Data provided:

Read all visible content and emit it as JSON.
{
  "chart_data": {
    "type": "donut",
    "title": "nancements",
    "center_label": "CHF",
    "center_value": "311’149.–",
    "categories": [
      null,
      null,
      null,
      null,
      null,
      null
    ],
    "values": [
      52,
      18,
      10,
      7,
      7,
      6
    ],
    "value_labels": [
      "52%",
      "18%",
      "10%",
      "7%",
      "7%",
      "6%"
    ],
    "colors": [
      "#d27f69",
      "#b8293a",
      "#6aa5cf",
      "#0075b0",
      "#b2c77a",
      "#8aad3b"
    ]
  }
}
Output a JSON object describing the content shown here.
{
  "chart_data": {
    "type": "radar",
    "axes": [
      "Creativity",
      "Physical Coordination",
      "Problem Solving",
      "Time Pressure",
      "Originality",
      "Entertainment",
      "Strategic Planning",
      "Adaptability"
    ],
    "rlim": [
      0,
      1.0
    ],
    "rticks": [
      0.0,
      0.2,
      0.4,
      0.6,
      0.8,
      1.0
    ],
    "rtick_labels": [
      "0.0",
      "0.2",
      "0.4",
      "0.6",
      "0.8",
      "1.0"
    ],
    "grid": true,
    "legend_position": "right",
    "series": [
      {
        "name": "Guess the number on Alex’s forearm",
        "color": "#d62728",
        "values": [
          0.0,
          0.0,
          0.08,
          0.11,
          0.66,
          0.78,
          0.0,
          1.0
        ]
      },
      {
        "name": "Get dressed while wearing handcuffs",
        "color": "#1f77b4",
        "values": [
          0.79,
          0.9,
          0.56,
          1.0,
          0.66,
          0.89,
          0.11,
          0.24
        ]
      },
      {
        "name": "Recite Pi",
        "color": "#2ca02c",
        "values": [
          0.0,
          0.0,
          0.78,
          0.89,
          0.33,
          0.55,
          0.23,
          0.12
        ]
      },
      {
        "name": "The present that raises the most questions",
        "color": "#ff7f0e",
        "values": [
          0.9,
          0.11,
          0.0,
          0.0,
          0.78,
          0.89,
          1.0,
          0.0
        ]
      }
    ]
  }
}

Challenge: From the records above, extract each line exactly as shown.

Response to this exercise:
Read all visible content and emit it as JSON.
{
  "chart_data": {
    "type": "donut",
    "title": "nancements",
    "center_label": "CHF",
    "center_value": "311’149.–",
    "categories": [
      null,
      null,
      null,
      null,
      null,
      null
    ],
    "values": [
      52,
      18,
      10,
      7,
      7,
      6
    ],
    "value_labels": [
      "52%",
      "18%",
      "10%",
      "7%",
      "7%",
      "6%"
    ],
    "colors": [
      "#d27f69",
      "#b8293a",
      "#6aa5cf",
      "#0075b0",
      "#b2c77a",
      "#8aad3b"
    ]
  }
}
Output a JSON object describing the content shown here.
{
  "chart_data": {
    "type": "radar",
    "axes": [
      "Creativity",
      "Physical Coordination",
      "Problem Solving",
      "Time Pressure",
      "Originality",
      "Entertainment",
      "Strategic Planning",
      "Adaptability"
    ],
    "rlim": [
      0,
      1.0
    ],
    "rticks": [
      0.0,
      0.2,
      0.4,
      0.6,
      0.8,
      1.0
    ],
    "rtick_labels": [
      "0.0",
      "0.2",
      "0.4",
      "0.6",
      "0.8",
      "1.0"
    ],
    "grid": true,
    "legend_position": "right",
    "series": [
      {
        "name": "Guess the number on Alex’s forearm",
        "color": "#d62728",
        "values": [
          0.0,
          0.0,
          0.08,
          0.11,
          0.66,
          0.78,
          0.0,
          1.0
        ]
      },
      {
        "name": "Get dressed while wearing handcuffs",
        "color": "#1f77b4",
        "values": [
          0.79,
          0.9,
          0.56,
          1.0,
          0.66,
          0.89,
          0.11,
          0.24
        ]
      },
      {
        "name": "Recite Pi",
        "color": "#2ca02c",
        "values": [
          0.0,
          0.0,
          0.78,
          0.89,
          0.33,
          0.55,
          0.23,
          0.12
        ]
      },
      {
        "name": "The present that raises the most questions",
        "color": "#ff7f0e",
        "values": [
          0.9,
          0.11,
          0.0,
          0.0,
          0.78,
          0.89,
          1.0,
          0.0
        ]
      }
    ]
  }
}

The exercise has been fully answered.